Every line below must be reproduced exactly. Copy them all.

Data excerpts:
===============
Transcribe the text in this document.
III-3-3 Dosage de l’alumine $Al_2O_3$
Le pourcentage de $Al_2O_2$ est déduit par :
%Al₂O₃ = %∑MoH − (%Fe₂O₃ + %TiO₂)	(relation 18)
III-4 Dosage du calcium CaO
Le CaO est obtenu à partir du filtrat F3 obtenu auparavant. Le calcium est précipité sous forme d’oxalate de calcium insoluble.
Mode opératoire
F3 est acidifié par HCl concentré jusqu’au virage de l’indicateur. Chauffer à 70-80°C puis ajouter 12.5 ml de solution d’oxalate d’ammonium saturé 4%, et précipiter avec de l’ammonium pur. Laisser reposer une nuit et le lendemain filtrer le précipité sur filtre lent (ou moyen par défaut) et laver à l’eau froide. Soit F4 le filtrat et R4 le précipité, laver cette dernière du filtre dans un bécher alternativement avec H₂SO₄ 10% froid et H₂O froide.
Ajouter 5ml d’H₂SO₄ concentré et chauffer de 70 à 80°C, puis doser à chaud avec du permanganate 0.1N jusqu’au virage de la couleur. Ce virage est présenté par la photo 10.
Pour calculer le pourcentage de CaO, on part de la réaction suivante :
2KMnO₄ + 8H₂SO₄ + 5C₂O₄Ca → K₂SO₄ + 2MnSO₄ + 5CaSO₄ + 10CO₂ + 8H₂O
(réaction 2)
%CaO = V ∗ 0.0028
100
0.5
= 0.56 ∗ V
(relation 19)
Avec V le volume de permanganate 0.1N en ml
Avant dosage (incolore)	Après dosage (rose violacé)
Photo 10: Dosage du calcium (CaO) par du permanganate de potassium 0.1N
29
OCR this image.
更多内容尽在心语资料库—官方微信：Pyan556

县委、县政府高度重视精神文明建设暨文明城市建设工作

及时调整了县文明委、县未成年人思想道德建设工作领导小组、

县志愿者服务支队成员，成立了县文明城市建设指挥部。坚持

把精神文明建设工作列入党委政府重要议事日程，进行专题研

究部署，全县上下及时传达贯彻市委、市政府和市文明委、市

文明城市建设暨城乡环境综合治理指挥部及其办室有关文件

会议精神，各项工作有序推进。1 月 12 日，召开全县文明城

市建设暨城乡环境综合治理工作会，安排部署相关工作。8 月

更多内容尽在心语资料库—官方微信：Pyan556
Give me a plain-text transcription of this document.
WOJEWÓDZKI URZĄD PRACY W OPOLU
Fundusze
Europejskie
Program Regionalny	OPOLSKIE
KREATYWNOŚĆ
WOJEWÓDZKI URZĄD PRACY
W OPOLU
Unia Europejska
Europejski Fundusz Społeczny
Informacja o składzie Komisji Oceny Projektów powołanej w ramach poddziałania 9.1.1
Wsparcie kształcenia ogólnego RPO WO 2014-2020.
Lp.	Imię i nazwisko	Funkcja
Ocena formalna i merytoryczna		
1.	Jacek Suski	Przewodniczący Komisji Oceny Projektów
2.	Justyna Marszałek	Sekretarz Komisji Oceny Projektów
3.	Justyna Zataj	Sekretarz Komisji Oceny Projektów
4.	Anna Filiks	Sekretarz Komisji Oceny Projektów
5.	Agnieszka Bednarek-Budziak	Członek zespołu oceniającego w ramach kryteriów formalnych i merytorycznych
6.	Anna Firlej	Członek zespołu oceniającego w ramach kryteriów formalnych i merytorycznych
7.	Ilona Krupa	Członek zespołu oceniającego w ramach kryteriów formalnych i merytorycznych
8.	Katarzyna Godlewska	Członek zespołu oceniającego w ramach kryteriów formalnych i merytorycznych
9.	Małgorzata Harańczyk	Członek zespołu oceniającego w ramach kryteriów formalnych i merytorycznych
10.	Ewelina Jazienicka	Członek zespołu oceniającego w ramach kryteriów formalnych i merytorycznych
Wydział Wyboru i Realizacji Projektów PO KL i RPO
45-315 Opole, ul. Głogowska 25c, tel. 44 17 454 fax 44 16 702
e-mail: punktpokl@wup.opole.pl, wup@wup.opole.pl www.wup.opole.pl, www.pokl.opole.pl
===============
* [OUTPUT OF THE TASK]:
Transcribe the text in this document.
III-3-3 Dosage de l’alumine $Al_2O_3$
Le pourcentage de $Al_2O_2$ est déduit par :
%Al₂O₃ = %∑MoH − (%Fe₂O₃ + %TiO₂)	(relation 18)
III-4 Dosage du calcium CaO
Le CaO est obtenu à partir du filtrat F3 obtenu auparavant. Le calcium est précipité sous forme d’oxalate de calcium insoluble.
Mode opératoire
F3 est acidifié par HCl concentré jusqu’au virage de l’indicateur. Chauffer à 70-80°C puis ajouter 12.5 ml de solution d’oxalate d’ammonium saturé 4%, et précipiter avec de l’ammonium pur. Laisser reposer une nuit et le lendemain filtrer le précipité sur filtre lent (ou moyen par défaut) et laver à l’eau froide. Soit F4 le filtrat et R4 le précipité, laver cette dernière du filtre dans un bécher alternativement avec H₂SO₄ 10% froid et H₂O froide.
Ajouter 5ml d’H₂SO₄ concentré et chauffer de 70 à 80°C, puis doser à chaud avec du permanganate 0.1N jusqu’au virage de la couleur. Ce virage est présenté par la photo 10.
Pour calculer le pourcentage de CaO, on part de la réaction suivante :
2KMnO₄ + 8H₂SO₄ + 5C₂O₄Ca → K₂SO₄ + 2MnSO₄ + 5CaSO₄ + 10CO₂ + 8H₂O
(réaction 2)
%CaO = V ∗ 0.0028
100
0.5
= 0.56 ∗ V
(relation 19)
Avec V le volume de permanganate 0.1N en ml
Avant dosage (incolore)	Après dosage (rose violacé)
Photo 10: Dosage du calcium (CaO) par du permanganate de potassium 0.1N
29
OCR this image.
更多内容尽在心语资料库—官方微信：Pyan556

县委、县政府高度重视精神文明建设暨文明城市建设工作

及时调整了县文明委、县未成年人思想道德建设工作领导小组、

县志愿者服务支队成员，成立了县文明城市建设指挥部。坚持

把精神文明建设工作列入党委政府重要议事日程，进行专题研

究部署，全县上下及时传达贯彻市委、市政府和市文明委、市

文明城市建设暨城乡环境综合治理指挥部及其办室有关文件

会议精神，各项工作有序推进。1 月 12 日，召开全县文明城

市建设暨城乡环境综合治理工作会，安排部署相关工作。8 月

更多内容尽在心语资料库—官方微信：Pyan556
Give me a plain-text transcription of this document.
WOJEWÓDZKI URZĄD PRACY W OPOLU
Fundusze
Europejskie
Program Regionalny	OPOLSKIE
KREATYWNOŚĆ
WOJEWÓDZKI URZĄD PRACY
W OPOLU
Unia Europejska
Europejski Fundusz Społeczny
Informacja o składzie Komisji Oceny Projektów powołanej w ramach poddziałania 9.1.1
Wsparcie kształcenia ogólnego RPO WO 2014-2020.
Lp.	Imię i nazwisko	Funkcja
Ocena formalna i merytoryczna		
1.	Jacek Suski	Przewodniczący Komisji Oceny Projektów
2.	Justyna Marszałek	Sekretarz Komisji Oceny Projektów
3.	Justyna Zataj	Sekretarz Komisji Oceny Projektów
4.	Anna Filiks	Sekretarz Komisji Oceny Projektów
5.	Agnieszka Bednarek-Budziak	Członek zespołu oceniającego w ramach kryteriów formalnych i merytorycznych
6.	Anna Firlej	Członek zespołu oceniającego w ramach kryteriów formalnych i merytorycznych
7.	Ilona Krupa	Członek zespołu oceniającego w ramach kryteriów formalnych i merytorycznych
8.	Katarzyna Godlewska	Członek zespołu oceniającego w ramach kryteriów formalnych i merytorycznych
9.	Małgorzata Harańczyk	Członek zespołu oceniającego w ramach kryteriów formalnych i merytorycznych
10.	Ewelina Jazienicka	Członek zespołu oceniającego w ramach kryteriów formalnych i merytorycznych
Wydział Wyboru i Realizacji Projektów PO KL i RPO
45-315 Opole, ul. Głogowska 25c, tel. 44 17 454 fax 44 16 702
e-mail: punktpokl@wup.opole.pl, wup@wup.opole.pl www.wup.opole.pl, www.pokl.opole.pl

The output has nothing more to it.